• 作業内容 1:
通信費の見直しに関する文章から、「例えば、毎月の通信費が合計3」を含む箇所で始まり「的な総額を把握していません。」の直後で終わる部分を、一字も変えずに抜き出すこと。
• 作業内容 2:
通信費の見直しに関する文章の続きを、示されている最後の文の直後から書くこと。

インフレ対策というと、「インフレに強い資産に投資する」という発想になりがちですが、その前提として重要なのが「毎月のキャッシュフローを改善すること」です。特に通信費は、以下の理由からインフレ対策として非常に効率的な項目です。

  • 一度見直すと、その効果が継続的(サブスクリプション型の削減)になりやすい
  • 電力やガスと違い、自分で事業者を選びやすく競争が働いている
  • サービス品質と価格の差が大きく、情報格差で損をしやすい分野である

例えば、毎月の通信費が合計30,000円かかっている家庭が、見直しによって20,000円まで下げられれば、年間で120,000円のキャッシュフロー改善になります。この12万円をそのまま生活費に回しても良いですし、積立投資の原資にすれば、将来の資産形成にも直結します。

ステップ1:現状の通信コストを「見える化」する

最初にやるべきことは、いきなり乗り換えることではなく、「今いくら払っているのか」を正確に把握することです。多くの人は、キャンペーンや割引の有無、オプション料金を含めた実質的な総額を把握していません。

以下の項目ごとに、直近3か月分の請求金額を確認して、平均値を出してみてください。

  • スマホ(本人)料金:基本料+通話料+オプション
  • スマホ(家族)料金:家族全員分
  • 自宅のインターネット回線(光回線・ケーブルなど)
  • ポケットWi-Fiやモバイルルーター
  • 通信関連のサブスクリプション(クラウドストレージ、セキュリティソフトなど)

例えば、ある家庭の例は次の通りです。

  • 本人スマホ:月9,000円
  • 配偶者スマホ:月8,000円
  • 子どもスマホ:月4,000円(×2人=8,000円)
  • 自宅光回線:月6,000円

合計で月31,000円、年間では372,000円です。ここから、どこに「ムダ」や「割高」が潜んでいるかを一つずつ洗い出していきます。

• データ欄:
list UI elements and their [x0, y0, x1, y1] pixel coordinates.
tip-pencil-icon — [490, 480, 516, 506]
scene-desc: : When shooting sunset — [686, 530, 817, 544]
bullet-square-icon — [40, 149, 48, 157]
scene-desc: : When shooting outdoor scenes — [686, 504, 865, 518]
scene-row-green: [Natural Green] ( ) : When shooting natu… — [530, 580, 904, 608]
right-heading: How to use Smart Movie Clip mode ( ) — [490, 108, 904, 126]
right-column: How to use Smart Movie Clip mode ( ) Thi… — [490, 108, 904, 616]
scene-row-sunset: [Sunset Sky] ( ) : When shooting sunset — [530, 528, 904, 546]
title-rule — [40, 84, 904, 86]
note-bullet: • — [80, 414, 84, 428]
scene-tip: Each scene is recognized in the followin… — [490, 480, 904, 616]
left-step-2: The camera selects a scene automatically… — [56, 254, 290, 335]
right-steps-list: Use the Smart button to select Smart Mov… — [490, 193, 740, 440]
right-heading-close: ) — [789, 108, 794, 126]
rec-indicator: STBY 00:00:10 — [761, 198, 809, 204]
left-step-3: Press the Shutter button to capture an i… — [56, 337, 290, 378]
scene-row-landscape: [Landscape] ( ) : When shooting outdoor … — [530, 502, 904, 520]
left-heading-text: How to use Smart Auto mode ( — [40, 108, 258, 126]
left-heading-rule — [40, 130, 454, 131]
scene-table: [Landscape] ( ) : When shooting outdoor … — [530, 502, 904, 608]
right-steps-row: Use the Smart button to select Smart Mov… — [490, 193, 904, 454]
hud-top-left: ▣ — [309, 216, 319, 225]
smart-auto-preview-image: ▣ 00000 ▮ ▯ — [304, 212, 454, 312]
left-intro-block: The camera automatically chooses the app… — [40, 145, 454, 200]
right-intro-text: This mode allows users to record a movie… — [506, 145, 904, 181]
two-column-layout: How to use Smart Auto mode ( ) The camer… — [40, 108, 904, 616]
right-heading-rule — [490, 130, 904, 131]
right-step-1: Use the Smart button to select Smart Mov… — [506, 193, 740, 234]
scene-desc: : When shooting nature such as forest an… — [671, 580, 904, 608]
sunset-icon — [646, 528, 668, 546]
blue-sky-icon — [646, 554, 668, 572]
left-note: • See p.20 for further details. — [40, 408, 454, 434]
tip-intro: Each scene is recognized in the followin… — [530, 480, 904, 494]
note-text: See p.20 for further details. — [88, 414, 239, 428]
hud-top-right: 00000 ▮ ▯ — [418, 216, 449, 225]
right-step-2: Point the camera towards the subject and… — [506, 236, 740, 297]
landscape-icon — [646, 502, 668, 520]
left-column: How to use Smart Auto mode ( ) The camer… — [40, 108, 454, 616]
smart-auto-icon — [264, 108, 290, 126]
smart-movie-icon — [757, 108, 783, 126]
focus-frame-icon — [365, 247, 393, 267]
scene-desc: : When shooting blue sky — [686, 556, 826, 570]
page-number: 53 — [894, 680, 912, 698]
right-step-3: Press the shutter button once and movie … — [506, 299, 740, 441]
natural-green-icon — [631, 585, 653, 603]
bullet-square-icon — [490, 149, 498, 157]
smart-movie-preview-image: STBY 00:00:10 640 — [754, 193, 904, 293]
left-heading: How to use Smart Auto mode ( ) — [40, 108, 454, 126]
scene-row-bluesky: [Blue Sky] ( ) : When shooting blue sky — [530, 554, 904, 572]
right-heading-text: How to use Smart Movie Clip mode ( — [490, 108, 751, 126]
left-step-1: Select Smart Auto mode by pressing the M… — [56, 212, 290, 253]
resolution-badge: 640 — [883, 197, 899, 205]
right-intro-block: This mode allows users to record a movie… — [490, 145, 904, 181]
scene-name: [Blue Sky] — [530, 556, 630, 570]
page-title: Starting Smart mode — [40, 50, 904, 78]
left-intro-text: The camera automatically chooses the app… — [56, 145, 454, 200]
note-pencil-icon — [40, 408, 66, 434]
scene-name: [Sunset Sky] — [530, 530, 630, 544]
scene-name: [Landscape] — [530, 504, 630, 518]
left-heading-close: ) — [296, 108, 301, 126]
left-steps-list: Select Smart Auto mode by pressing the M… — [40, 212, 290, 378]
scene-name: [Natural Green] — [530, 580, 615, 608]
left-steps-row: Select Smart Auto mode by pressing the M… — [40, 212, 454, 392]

• 想定される出力 1:
例えば、毎月の通信費が合計30,000円かかっている家庭が、見直しによって20,000円まで下げられれば、年間で120,000円のキャッシュフロー改善になります。この12万円をそのまま生活費に回しても良いですし、積立投資の原資にすれば、将来の資産形成にも直結します。

ステップ1:現状の通信コストを「見える化」する

最初にやるべきことは、いきなり乗り換えることではなく、「今いくら払っているのか」を正確に把握することです。多くの人は、キャンペーンや割引の有無、オプション料金を含めた実質的な総額を把握していません。

• 想定される出力 2:
ステップ2:スマホ料金の構造を理解する

スマホ料金は、ざっくりと次のような要素から構成されています。

  • データ通信量(ギガ)のプラン
  • 音声通話の料金体系(かけ放題・5分かけ放題・従量制など)
  • 端末代金(分割払い・一括払い・残債)
  • 各種オプション(保証サービス、コンテンツ課金など)

インフレ局面で重要なのは、「本当に必要な容量とサービスに絞る」ということです。毎月20GBのプランに加入しているのに、実際の利用量が5GB程度であれば、通信費の過払いをしている可能性が高いと言えます。

利用実態から適正ギガ数を見極める

各キャリアやMVNOのマイページや専用アプリから、過去3か月〜6か月分のデータ使用量を確認し、平均値と最大値を把握します。

  • 平均利用量:毎月4〜6GB
  • 最大利用量:旅行や出張がある月で10GB

このような利用状況であれば、常時20GBプランを契約する必要はなく、3〜5GB+追加購入や、10GB前後の中容量プランに切り替える余地があります。これだけで月々1,000〜2,000円安くなるケースも少なくありません。

大手キャリアか、格安SIMか

インフレ環境では、「ブランド料」に相当するコストをどこまで許容するかが重要です。大手キャリア(MNO)はエリア・品質・サポート面で優位ですが、その分料金は高くなりがちです。一方、同じ回線を借りてサービスを提供する格安SIM(MVNO)では、データ容量あたりの単価が大きく下がることが多いです。

例として、以下のような構図がよく見られます。

  • 大手キャリア 20GBプラン:月5,000〜7,000円程度
  • サブブランドや格安SIM 20GBプラン:月2,000〜3,000円程度

同じ20GBでも、月2,000〜4,000円の価格差が出ることがあります。年間では24,000〜48,000円の差です。もちろん、一概にどちらが良いとは言えず、通話品質やサポート、混雑時間帯の速度などとのバランスで判断する必要がありますが、「何となく大手のまま」にしているだけで、高い固定費を払い続けているケースは多いです。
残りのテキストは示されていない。